Dataset entries:
────────
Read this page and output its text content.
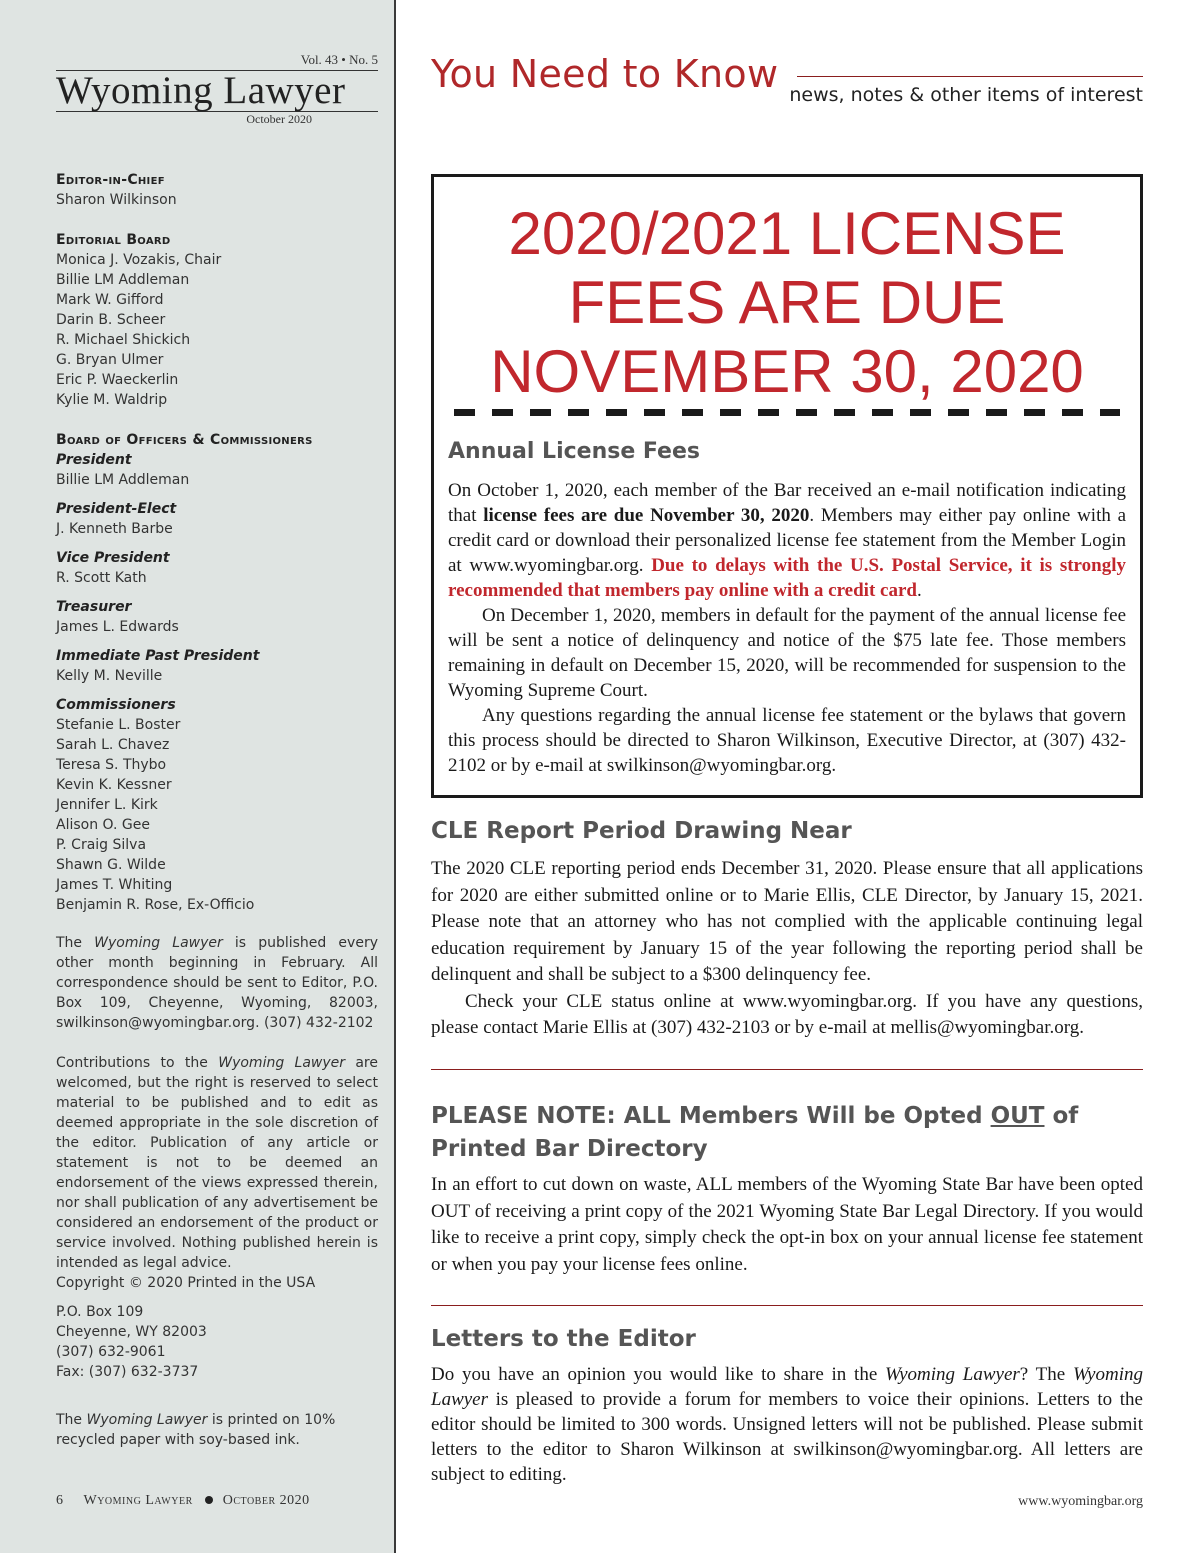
Vol. 43 • No. 5
Wyoming Lawyer
October 2020
Editor-in-Chief
Sharon Wilkinson
Editorial Board
Monica J. Vozakis, Chair
Billie LM Addleman
Mark W. Gifford
Darin B. Scheer
R. Michael Shickich
G. Bryan Ulmer
Eric P. Waeckerlin
Kylie M. Waldrip
Board of Officers & Commissioners
President
Billie LM Addleman
President-Elect
J. Kenneth Barbe
Vice President
R. Scott Kath
Treasurer
James L. Edwards
Immediate Past President
Kelly M. Neville
Commissioners
Stefanie L. Boster
Sarah L. Chavez
Teresa S. Thybo
Kevin K. Kessner
Jennifer L. Kirk
Alison O. Gee
P. Craig Silva
Shawn G. Wilde
James T. Whiting
Benjamin R. Rose, Ex-Officio
The Wyoming Lawyer is published every other month beginning in February. All correspondence should be sent to Editor, P.O. Box 109, Cheyenne, Wyoming, 82003, swilkinson@wyomingbar.org. (307) 432-2102
Contributions to the Wyoming Lawyer are welcomed, but the right is reserved to select material to be published and to edit as deemed appropriate in the sole discretion of the editor. Publication of any article or statement is not to be deemed an endorsement of the views expressed therein, nor shall publication of any advertisement be considered an endorsement of the product or service involved. Nothing published herein is intended as legal advice.
Copyright © 2020 Printed in the USA
P.O. Box 109
Cheyenne, WY 82003
(307) 632-9061
Fax: (307) 632-3737
The Wyoming Lawyer is printed on 10% recycled paper with soy-based ink.
6 Wyoming Lawyer October 2020
You Need to Know news, notes & other items of interest
2020/2021 LICENSE
FEES ARE DUE
NOVEMBER 30, 2020
Annual License Fees

On October 1, 2020, each member of the Bar received an e-mail notification indicating that license fees are due November 30, 2020. Members may either pay online with a credit card or download their personalized license fee statement from the Member Login at www.wyomingbar.org. Due to delays with the U.S. Postal Service, it is strongly recommended that members pay online with a credit card.

On December 1, 2020, members in default for the payment of the annual license fee will be sent a notice of delinquency and notice of the $75 late fee. Those members remaining in default on December 15, 2020, will be recommended for suspension to the Wyoming Supreme Court.

Any questions regarding the annual license fee statement or the bylaws that govern this process should be directed to Sharon Wilkinson, Executive Director, at (307) 432-2102 or by e-mail at swilkinson@wyomingbar.org.

CLE Report Period Drawing Near

The 2020 CLE reporting period ends December 31, 2020. Please ensure that all applications for 2020 are either submitted online or to Marie Ellis, CLE Director, by January 15, 2021. Please note that an attorney who has not complied with the applicable continuing legal education requirement by January 15 of the year following the reporting period shall be delinquent and shall be subject to a $300 delinquency fee.

Check your CLE status online at www.wyomingbar.org. If you have any questions, please contact Marie Ellis at (307) 432-2103 or by e-mail at mellis@wyomingbar.org.

PLEASE NOTE: ALL Members Will be Opted OUT of Printed Bar Directory

In an effort to cut down on waste, ALL members of the Wyoming State Bar have been opted OUT of receiving a print copy of the 2021 Wyoming State Bar Legal Directory. If you would like to receive a print copy, simply check the opt-in box on your annual license fee statement or when you pay your license fees online.

Letters to the Editor

Do you have an opinion you would like to share in the Wyoming Lawyer? The Wyoming Lawyer is pleased to provide a forum for members to voice their opinions. Letters to the editor should be limited to 300 words. Unsigned letters will not be published. Please submit letters to the editor to Sharon Wilkinson at swilkinson@wyomingbar.org. All letters are subject to editing.

www.wyomingbar.org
────────
What needs to be done
All the lines above are to be given again exactly as they read, with the pictures removed.

Solution to this exercise
Read this page and output its text content.
Vol. 43 • No. 5
Wyoming Lawyer
October 2020
Editor-in-Chief
Sharon Wilkinson
Editorial Board
Monica J. Vozakis, Chair
Billie LM Addleman
Mark W. Gifford
Darin B. Scheer
R. Michael Shickich
G. Bryan Ulmer
Eric P. Waeckerlin
Kylie M. Waldrip
Board of Officers & Commissioners
President
Billie LM Addleman
President-Elect
J. Kenneth Barbe
Vice President
R. Scott Kath
Treasurer
James L. Edwards
Immediate Past President
Kelly M. Neville
Commissioners
Stefanie L. Boster
Sarah L. Chavez
Teresa S. Thybo
Kevin K. Kessner
Jennifer L. Kirk
Alison O. Gee
P. Craig Silva
Shawn G. Wilde
James T. Whiting
Benjamin R. Rose, Ex-Officio
The Wyoming Lawyer is published every other month beginning in February. All correspondence should be sent to Editor, P.O. Box 109, Cheyenne, Wyoming, 82003, swilkinson@wyomingbar.org. (307) 432-2102
Contributions to the Wyoming Lawyer are welcomed, but the right is reserved to select material to be published and to edit as deemed appropriate in the sole discretion of the editor. Publication of any article or statement is not to be deemed an endorsement of the views expressed therein, nor shall publication of any advertisement be considered an endorsement of the product or service involved. Nothing published herein is intended as legal advice.
Copyright © 2020 Printed in the USA
P.O. Box 109
Cheyenne, WY 82003
(307) 632-9061
Fax: (307) 632-3737
The Wyoming Lawyer is printed on 10% recycled paper with soy-based ink.
6 Wyoming Lawyer October 2020
You Need to Know news, notes & other items of interest
2020/2021 LICENSE
FEES ARE DUE
NOVEMBER 30, 2020
Annual License Fees

On October 1, 2020, each member of the Bar received an e-mail notification indicating that license fees are due November 30, 2020. Members may either pay online with a credit card or download their personalized license fee statement from the Member Login at www.wyomingbar.org. Due to delays with the U.S. Postal Service, it is strongly recommended that members pay online with a credit card.

On December 1, 2020, members in default for the payment of the annual license fee will be sent a notice of delinquency and notice of the $75 late fee. Those members remaining in default on December 15, 2020, will be recommended for suspension to the Wyoming Supreme Court.

Any questions regarding the annual license fee statement or the bylaws that govern this process should be directed to Sharon Wilkinson, Executive Director, at (307) 432-2102 or by e-mail at swilkinson@wyomingbar.org.

CLE Report Period Drawing Near

The 2020 CLE reporting period ends December 31, 2020. Please ensure that all applications for 2020 are either submitted online or to Marie Ellis, CLE Director, by January 15, 2021. Please note that an attorney who has not complied with the applicable continuing legal education requirement by January 15 of the year following the reporting period shall be delinquent and shall be subject to a $300 delinquency fee.

Check your CLE status online at www.wyomingbar.org. If you have any questions, please contact Marie Ellis at (307) 432-2103 or by e-mail at mellis@wyomingbar.org.

PLEASE NOTE: ALL Members Will be Opted OUT of Printed Bar Directory

In an effort to cut down on waste, ALL members of the Wyoming State Bar have been opted OUT of receiving a print copy of the 2021 Wyoming State Bar Legal Directory. If you would like to receive a print copy, simply check the opt-in box on your annual license fee statement or when you pay your license fees online.

Letters to the Editor

Do you have an opinion you would like to share in the Wyoming Lawyer? The Wyoming Lawyer is pleased to provide a forum for members to voice their opinions. Letters to the editor should be limited to 300 words. Unsigned letters will not be published. Please submit letters to the editor to Sharon Wilkinson at swilkinson@wyomingbar.org. All letters are subject to editing.

www.wyomingbar.org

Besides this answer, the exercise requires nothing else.